Data entries:
►

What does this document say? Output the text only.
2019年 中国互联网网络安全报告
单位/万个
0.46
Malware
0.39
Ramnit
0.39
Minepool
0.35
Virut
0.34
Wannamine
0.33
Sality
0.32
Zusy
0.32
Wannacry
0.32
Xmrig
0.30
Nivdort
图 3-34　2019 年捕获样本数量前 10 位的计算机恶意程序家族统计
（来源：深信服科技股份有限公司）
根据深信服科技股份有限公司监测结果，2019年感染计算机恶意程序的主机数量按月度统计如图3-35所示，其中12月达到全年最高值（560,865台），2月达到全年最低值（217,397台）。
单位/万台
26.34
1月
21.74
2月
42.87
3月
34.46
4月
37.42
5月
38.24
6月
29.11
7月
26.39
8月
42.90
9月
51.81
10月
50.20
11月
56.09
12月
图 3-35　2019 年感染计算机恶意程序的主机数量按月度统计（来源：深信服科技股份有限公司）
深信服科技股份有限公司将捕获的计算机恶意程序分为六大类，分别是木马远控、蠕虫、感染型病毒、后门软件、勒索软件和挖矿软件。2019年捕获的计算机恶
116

◄

▶ EXERCISE REQUIREMENTS
Print back all the lines verbatim.

▶ EXERCISE RESPONSE
What does this document say? Output the text only.
2019年 中国互联网网络安全报告
单位/万个
0.46
Malware
0.39
Ramnit
0.39
Minepool
0.35
Virut
0.34
Wannamine
0.33
Sality
0.32
Zusy
0.32
Wannacry
0.32
Xmrig
0.30
Nivdort
图 3-34　2019 年捕获样本数量前 10 位的计算机恶意程序家族统计
（来源：深信服科技股份有限公司）
根据深信服科技股份有限公司监测结果，2019年感染计算机恶意程序的主机数量按月度统计如图3-35所示，其中12月达到全年最高值（560,865台），2月达到全年最低值（217,397台）。
单位/万台
26.34
1月
21.74
2月
42.87
3月
34.46
4月
37.42
5月
38.24
6月
29.11
7月
26.39
8月
42.90
9月
51.81
10月
50.20
11月
56.09
12月
图 3-35　2019 年感染计算机恶意程序的主机数量按月度统计（来源：深信服科技股份有限公司）
深信服科技股份有限公司将捕获的计算机恶意程序分为六大类，分别是木马远控、蠕虫、感染型病毒、后门软件、勒索软件和挖矿软件。2019年捕获的计算机恶
116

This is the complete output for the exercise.